Determine how many lines contain the string "Stadium". Reply with that figure and nothing else.

..........

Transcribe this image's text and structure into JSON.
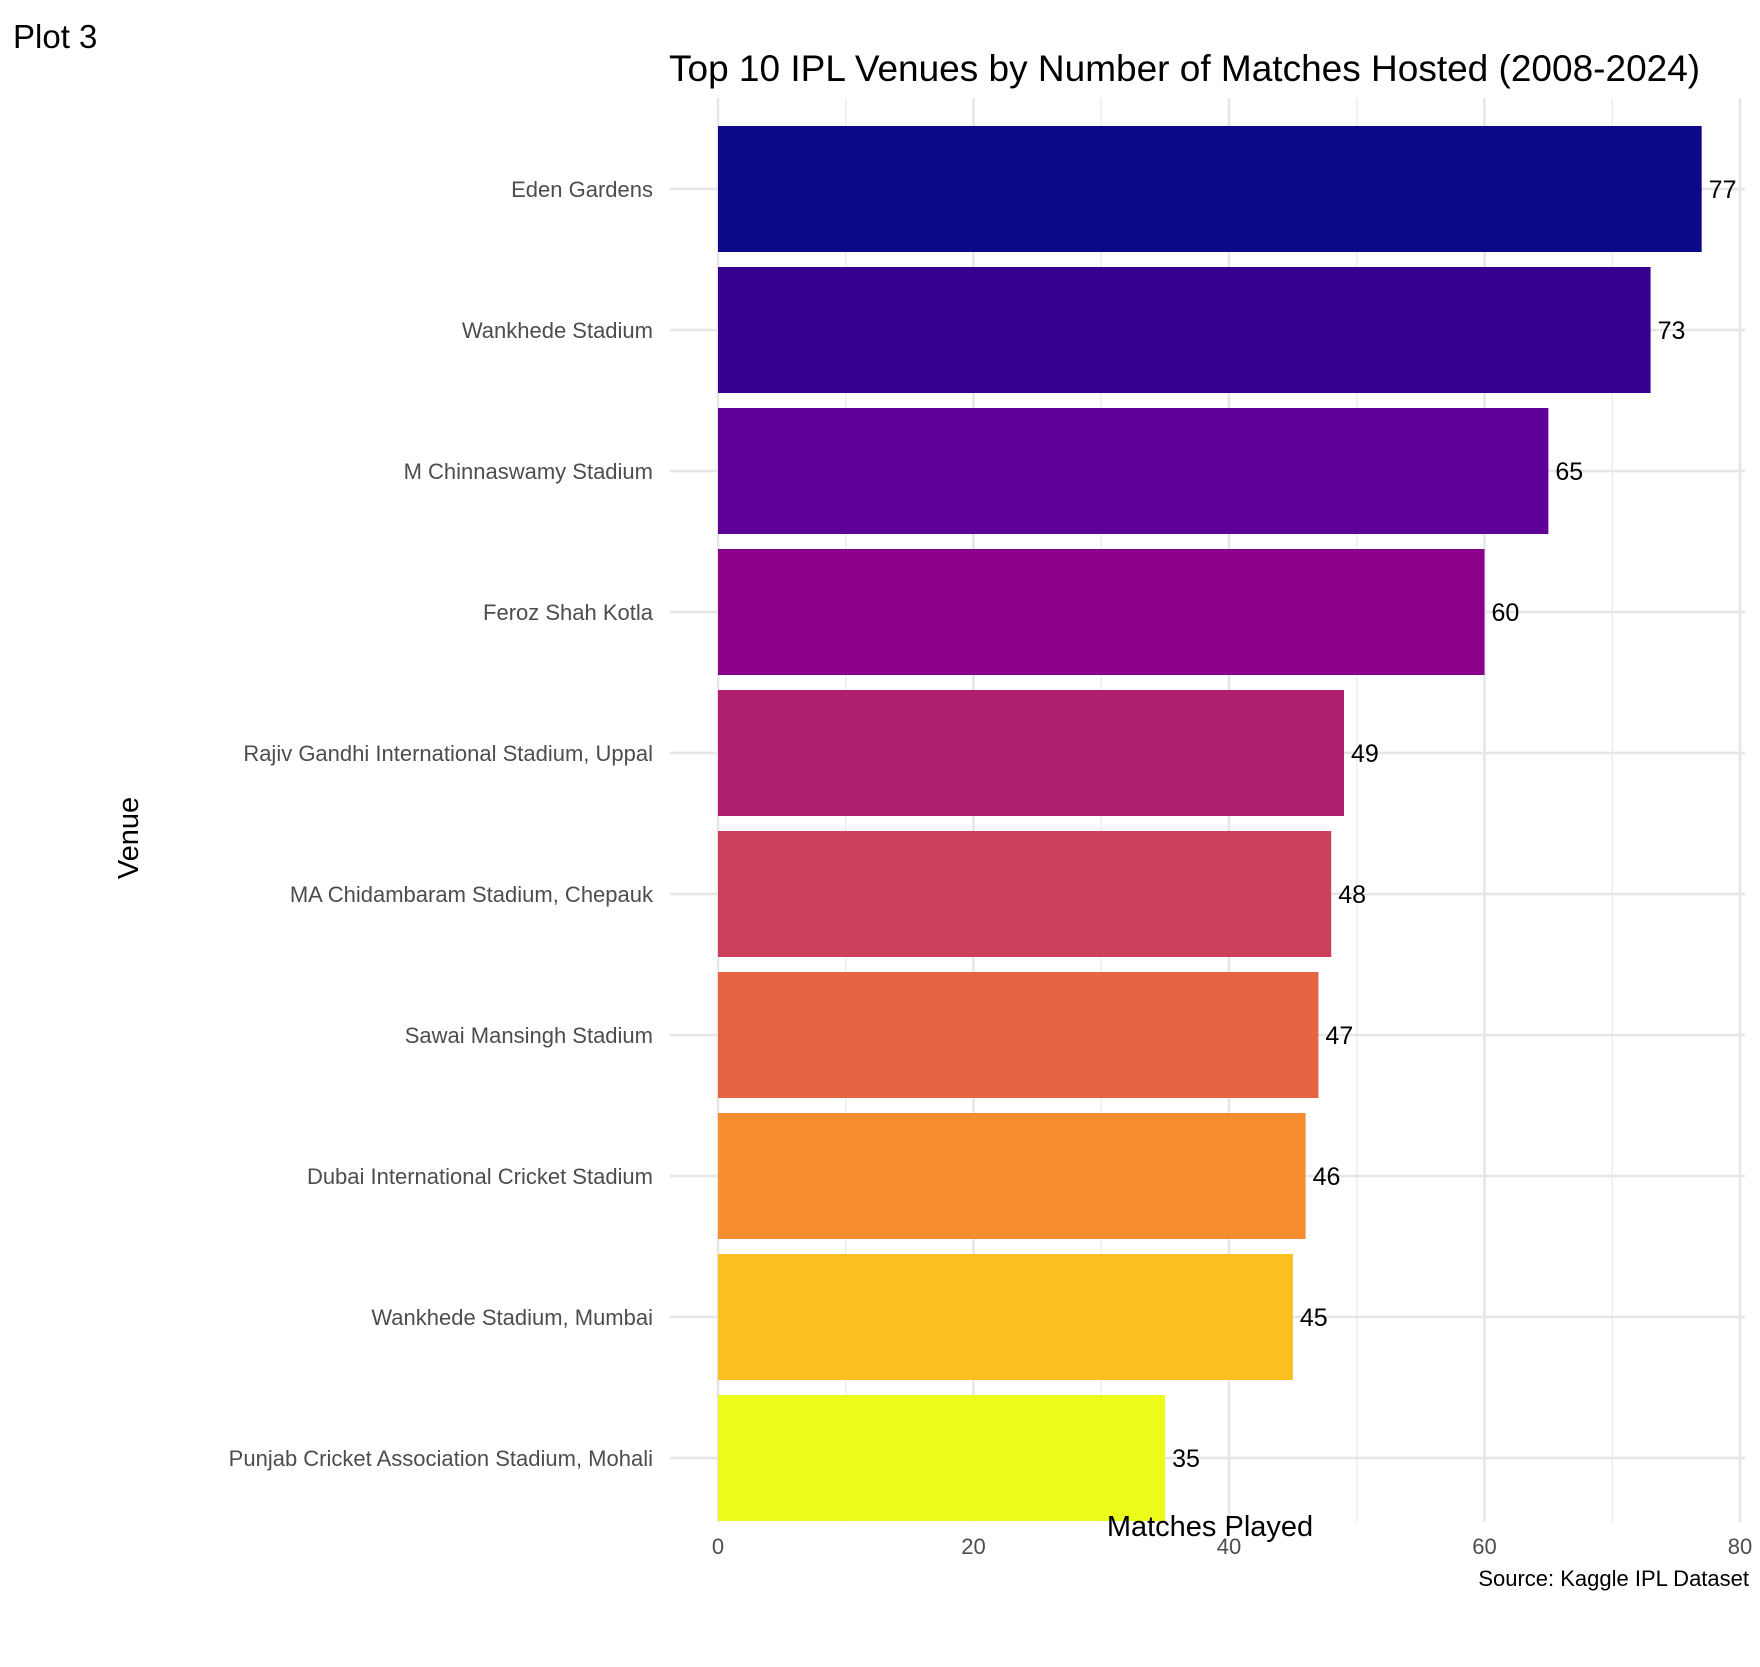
{
  "plot_tag": "Plot 3",
  "caption": "Source: Kaggle IPL Dataset",
  "chart_data": {
    "type": "bar",
    "orientation": "horizontal",
    "title": "Top 10 IPL Venues by Number of Matches Hosted (2008-2024)",
    "xlabel": "Matches Played",
    "ylabel": "Venue",
    "xlim": [
      0,
      80
    ],
    "xticks": [
      0,
      20,
      40,
      60,
      80
    ],
    "grid": true,
    "categories": [
      "Eden Gardens",
      "Wankhede Stadium",
      "M Chinnaswamy Stadium",
      "Feroz Shah Kotla",
      "Rajiv Gandhi International Stadium, Uppal",
      "MA Chidambaram Stadium, Chepauk",
      "Sawai Mansingh Stadium",
      "Dubai International Cricket Stadium",
      "Wankhede Stadium, Mumbai",
      "Punjab Cricket Association Stadium, Mohali"
    ],
    "values": [
      77,
      73,
      65,
      60,
      49,
      48,
      47,
      46,
      45,
      35
    ],
    "colors": [
      "#0d0887",
      "#370091",
      "#5e0098",
      "#8a008a",
      "#af1f6d",
      "#cc3f5a",
      "#e56444",
      "#f68d2f",
      "#fbbf20",
      "#ecfb1a"
    ]
  }
}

..........

Expected output: 8